Recast the data, from its start through the line containing "signing-algorithm-label: SIGNING ALGORITHM", inclusive, as a Markdown table with the columns Row and Content, numbering each line and omitting blank ones.
— BEGIN —
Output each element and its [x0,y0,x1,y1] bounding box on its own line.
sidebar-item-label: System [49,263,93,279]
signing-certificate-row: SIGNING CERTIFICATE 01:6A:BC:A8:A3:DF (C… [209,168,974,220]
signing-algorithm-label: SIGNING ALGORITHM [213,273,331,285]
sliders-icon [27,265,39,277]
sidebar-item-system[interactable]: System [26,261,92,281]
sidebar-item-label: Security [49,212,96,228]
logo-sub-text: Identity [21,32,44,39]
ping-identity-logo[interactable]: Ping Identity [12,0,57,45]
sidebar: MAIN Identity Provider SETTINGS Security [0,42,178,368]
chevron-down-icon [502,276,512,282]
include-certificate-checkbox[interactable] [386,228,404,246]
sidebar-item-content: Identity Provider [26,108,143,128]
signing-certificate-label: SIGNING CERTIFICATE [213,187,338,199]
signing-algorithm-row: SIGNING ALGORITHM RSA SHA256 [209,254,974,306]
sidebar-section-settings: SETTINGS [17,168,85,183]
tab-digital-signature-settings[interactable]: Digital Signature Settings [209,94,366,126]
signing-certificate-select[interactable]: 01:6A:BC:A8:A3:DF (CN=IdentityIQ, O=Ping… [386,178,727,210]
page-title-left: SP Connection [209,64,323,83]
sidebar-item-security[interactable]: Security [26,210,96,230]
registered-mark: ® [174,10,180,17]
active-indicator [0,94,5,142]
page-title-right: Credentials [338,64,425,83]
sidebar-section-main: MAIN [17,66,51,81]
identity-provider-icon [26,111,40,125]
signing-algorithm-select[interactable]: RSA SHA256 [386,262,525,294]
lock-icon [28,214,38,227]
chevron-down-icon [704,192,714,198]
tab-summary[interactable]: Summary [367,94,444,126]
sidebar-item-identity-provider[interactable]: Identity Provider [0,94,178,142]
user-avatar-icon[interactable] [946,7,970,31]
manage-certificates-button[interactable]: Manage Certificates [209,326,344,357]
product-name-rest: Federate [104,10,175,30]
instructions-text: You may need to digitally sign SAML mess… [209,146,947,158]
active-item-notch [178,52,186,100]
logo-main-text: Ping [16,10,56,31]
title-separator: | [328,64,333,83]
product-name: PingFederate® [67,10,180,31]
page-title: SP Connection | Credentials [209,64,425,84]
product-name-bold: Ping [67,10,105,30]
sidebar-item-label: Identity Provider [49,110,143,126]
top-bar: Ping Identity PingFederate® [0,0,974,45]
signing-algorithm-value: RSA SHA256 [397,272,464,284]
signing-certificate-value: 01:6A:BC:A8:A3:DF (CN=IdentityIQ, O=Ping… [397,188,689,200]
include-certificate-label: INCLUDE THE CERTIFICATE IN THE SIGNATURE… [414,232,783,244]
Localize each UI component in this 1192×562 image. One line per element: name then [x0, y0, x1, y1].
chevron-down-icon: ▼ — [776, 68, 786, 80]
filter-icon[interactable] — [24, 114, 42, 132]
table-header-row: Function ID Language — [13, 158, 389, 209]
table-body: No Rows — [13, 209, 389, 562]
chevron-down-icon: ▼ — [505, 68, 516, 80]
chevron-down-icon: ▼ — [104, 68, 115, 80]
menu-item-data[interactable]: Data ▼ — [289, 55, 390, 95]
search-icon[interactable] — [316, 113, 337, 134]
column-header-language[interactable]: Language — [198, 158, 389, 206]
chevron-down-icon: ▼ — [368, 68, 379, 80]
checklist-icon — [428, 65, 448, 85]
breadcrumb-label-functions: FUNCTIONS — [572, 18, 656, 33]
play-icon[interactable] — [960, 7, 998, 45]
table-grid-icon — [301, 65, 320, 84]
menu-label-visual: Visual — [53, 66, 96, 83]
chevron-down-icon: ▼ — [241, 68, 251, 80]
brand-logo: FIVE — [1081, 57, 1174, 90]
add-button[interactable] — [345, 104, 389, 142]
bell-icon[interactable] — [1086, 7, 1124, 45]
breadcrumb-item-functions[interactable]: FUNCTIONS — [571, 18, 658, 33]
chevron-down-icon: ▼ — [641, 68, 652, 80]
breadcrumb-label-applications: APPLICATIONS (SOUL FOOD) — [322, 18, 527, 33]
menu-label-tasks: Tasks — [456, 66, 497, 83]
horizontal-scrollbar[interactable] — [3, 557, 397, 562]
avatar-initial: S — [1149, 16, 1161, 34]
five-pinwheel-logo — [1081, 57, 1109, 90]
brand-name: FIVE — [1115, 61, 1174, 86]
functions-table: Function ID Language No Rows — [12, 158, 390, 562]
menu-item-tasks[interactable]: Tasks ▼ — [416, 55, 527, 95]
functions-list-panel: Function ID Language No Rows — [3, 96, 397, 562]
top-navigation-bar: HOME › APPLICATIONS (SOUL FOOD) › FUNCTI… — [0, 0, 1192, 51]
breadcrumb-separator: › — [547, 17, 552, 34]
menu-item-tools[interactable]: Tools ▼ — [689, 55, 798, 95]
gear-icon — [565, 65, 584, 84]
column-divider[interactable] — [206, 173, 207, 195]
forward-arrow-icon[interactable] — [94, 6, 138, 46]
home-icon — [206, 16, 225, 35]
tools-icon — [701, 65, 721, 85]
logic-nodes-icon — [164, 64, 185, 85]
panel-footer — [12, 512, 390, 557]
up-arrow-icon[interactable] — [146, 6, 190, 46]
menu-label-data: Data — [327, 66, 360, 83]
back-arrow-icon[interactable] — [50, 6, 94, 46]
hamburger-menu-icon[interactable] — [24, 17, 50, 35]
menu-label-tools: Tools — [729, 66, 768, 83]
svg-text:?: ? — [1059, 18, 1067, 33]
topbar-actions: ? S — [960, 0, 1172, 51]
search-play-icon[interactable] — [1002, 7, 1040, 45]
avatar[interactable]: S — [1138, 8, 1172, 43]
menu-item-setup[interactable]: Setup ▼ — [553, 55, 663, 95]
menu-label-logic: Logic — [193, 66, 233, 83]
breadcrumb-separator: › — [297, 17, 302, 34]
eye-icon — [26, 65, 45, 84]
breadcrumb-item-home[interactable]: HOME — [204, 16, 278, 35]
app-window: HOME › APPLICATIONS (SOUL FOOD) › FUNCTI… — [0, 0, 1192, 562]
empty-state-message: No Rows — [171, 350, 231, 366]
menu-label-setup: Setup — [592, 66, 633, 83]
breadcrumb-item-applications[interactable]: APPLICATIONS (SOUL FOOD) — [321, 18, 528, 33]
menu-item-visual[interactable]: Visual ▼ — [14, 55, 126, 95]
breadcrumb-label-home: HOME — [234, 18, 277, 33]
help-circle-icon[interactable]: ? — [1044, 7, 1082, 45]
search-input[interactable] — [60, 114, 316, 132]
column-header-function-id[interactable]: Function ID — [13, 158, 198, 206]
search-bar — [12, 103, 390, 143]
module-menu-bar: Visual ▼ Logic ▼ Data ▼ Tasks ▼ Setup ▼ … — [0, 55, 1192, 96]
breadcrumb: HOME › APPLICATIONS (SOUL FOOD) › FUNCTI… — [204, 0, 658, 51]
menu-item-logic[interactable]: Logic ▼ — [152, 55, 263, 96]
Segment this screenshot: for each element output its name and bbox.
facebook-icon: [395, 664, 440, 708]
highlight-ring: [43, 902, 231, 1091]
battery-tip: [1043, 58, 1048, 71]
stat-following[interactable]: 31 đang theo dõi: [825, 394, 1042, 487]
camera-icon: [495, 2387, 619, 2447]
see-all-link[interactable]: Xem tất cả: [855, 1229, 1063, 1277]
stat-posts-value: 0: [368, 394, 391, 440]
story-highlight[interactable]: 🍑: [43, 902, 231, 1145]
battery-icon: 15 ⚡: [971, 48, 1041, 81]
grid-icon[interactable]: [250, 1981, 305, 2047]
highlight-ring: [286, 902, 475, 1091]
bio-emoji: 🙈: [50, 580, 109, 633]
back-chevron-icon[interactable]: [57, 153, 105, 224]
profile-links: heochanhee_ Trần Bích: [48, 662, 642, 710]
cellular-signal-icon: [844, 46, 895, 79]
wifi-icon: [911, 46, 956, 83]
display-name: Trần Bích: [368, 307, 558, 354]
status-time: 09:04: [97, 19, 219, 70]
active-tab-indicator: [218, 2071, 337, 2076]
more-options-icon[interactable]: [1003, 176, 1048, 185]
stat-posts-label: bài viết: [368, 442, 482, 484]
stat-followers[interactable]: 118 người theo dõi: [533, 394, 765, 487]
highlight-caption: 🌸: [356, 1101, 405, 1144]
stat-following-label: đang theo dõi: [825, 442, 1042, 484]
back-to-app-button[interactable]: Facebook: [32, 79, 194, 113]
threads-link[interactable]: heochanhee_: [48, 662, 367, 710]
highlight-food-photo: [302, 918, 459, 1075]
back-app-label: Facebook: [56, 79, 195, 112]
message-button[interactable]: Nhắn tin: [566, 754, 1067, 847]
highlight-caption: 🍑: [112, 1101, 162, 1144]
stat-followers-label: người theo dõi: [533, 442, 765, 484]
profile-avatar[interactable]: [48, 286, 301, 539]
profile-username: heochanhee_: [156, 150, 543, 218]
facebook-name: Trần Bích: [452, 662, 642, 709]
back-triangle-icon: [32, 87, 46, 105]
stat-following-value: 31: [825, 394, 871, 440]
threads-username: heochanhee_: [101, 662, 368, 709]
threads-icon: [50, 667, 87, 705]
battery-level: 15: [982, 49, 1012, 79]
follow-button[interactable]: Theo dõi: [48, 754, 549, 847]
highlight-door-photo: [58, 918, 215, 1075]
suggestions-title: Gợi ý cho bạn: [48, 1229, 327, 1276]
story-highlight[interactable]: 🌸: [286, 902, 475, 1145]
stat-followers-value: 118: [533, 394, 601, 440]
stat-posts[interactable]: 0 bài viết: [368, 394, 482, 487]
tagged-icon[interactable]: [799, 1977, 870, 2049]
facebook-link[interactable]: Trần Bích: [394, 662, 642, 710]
— END —
◆ **Exercise response**:
| Row | Content |
|---|---|
| 1 | Output each element and its [x0,y0,x1,y1] bounding box on its own line. |
| 2 | sidebar-item-label: System [49,263,93,279] |
| 3 | signing-certificate-row: SIGNING CERTIFICATE 01:6A:BC:A8:A3:DF (C… [209,168,974,220] |
| 4 | signing-algorithm-label: SIGNING ALGORITHM [213,273,331,285] |